** Given data **
▬▬▬▬▬▬▬▬▬▬
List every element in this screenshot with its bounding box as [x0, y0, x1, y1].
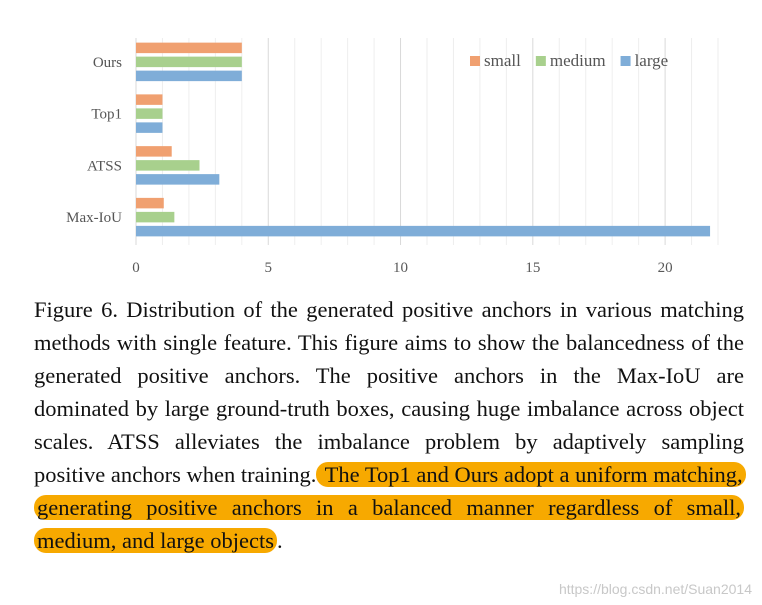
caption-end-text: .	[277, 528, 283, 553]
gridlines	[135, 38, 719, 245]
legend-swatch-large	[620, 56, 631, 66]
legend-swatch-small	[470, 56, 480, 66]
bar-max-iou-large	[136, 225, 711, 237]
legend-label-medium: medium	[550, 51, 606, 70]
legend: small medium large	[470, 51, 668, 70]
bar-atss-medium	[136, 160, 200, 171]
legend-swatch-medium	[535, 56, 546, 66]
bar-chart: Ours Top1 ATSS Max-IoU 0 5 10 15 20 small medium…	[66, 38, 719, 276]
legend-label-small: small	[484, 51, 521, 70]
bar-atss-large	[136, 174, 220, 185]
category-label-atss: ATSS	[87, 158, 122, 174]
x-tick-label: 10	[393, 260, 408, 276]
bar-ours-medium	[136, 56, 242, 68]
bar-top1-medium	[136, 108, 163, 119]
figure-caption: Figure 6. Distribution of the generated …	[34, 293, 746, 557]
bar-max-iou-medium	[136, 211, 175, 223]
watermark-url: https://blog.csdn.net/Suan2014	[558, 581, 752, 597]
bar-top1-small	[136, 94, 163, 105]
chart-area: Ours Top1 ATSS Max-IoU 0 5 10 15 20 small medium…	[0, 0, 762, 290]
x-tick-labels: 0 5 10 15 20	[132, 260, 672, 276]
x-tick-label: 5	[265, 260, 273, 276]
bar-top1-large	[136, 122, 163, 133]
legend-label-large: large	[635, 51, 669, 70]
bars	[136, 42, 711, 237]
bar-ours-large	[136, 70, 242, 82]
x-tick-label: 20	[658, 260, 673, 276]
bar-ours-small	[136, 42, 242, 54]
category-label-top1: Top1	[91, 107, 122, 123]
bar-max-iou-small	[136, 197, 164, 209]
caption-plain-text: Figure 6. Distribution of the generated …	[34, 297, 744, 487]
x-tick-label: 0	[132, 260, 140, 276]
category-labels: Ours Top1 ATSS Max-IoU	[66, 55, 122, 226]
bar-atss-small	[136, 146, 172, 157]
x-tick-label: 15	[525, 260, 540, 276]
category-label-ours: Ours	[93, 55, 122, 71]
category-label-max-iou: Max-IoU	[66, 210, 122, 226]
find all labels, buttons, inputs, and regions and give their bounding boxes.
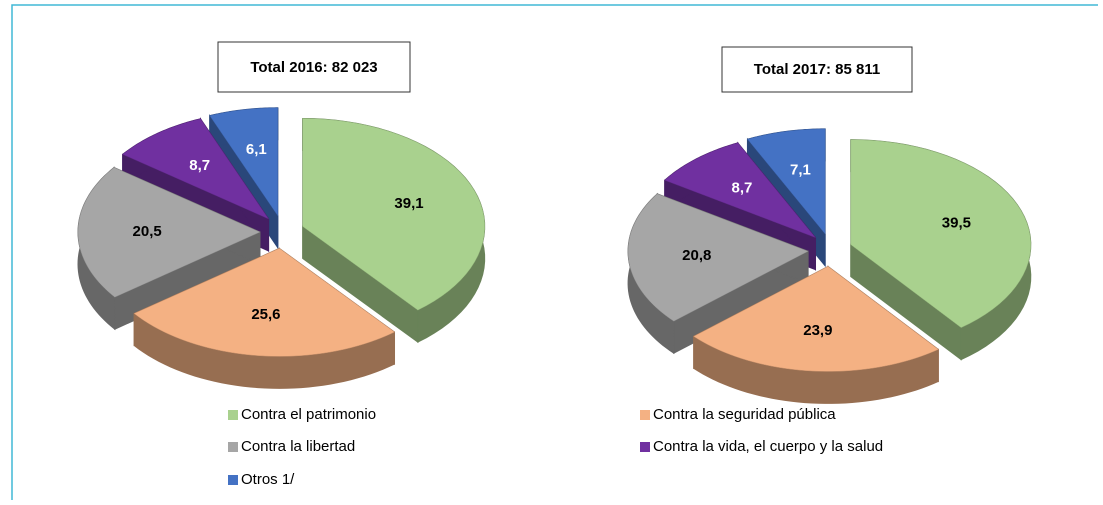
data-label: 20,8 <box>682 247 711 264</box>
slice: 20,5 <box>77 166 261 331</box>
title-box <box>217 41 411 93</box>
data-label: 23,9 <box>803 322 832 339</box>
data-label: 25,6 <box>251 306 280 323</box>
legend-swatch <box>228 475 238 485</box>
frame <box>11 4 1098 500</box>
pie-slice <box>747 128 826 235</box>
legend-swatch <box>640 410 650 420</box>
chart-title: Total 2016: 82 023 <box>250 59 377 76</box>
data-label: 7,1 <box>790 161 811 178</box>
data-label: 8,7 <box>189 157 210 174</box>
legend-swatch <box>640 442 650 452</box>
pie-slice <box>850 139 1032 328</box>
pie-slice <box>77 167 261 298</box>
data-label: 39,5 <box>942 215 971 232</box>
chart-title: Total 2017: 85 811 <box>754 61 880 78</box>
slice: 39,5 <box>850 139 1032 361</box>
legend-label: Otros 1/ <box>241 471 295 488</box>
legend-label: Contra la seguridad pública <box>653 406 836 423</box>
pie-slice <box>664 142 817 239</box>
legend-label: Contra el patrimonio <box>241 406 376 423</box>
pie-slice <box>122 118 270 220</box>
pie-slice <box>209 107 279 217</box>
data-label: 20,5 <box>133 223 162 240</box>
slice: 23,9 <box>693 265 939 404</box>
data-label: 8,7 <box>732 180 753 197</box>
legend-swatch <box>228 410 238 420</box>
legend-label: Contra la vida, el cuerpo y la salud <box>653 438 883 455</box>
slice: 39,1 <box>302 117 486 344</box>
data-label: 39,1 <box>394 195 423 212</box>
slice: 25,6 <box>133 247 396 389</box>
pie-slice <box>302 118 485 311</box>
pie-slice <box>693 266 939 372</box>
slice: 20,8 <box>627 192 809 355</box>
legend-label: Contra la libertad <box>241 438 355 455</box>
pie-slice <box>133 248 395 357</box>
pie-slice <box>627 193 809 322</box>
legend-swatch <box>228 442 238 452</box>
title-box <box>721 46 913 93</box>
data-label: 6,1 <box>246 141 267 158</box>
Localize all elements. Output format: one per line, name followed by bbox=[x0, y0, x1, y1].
▬▬▬▬▬▬▬▬▬▬
** What is expected **
Copy out the stretch of the records above from the line containing "data-label: 20,8 <box>682 247 711 264</box>" through the line containing "legend-label: Contra el", reproducing each line without any change.

** Worked answer **
data-label: 20,8 <box>682 247 711 264</box>
slice: 20,5 <box>77 166 261 331</box>
title-box <box>217 41 411 93</box>
data-label: 23,9 <box>803 322 832 339</box>
data-label: 25,6 <box>251 306 280 323</box>
legend-swatch <box>228 475 238 485</box>
frame <box>11 4 1098 500</box>
pie-slice <box>747 128 826 235</box>
legend-swatch <box>640 410 650 420</box>
chart-title: Total 2016: 82 023 <box>250 59 377 76</box>
data-label: 7,1 <box>790 161 811 178</box>
data-label: 8,7 <box>189 157 210 174</box>
legend-swatch <box>640 442 650 452</box>
pie-slice <box>850 139 1032 328</box>
pie-slice <box>77 167 261 298</box>
data-label: 39,5 <box>942 215 971 232</box>
chart-title: Total 2017: 85 811 <box>754 61 880 78</box>
slice: 39,5 <box>850 139 1032 361</box>
legend-label: Otros 1/ <box>241 471 295 488</box>
legend-label: Contra la seguridad pública <box>653 406 836 423</box>
pie-slice <box>664 142 817 239</box>
legend-label: Contra el patrimonio <box>241 406 376 423</box>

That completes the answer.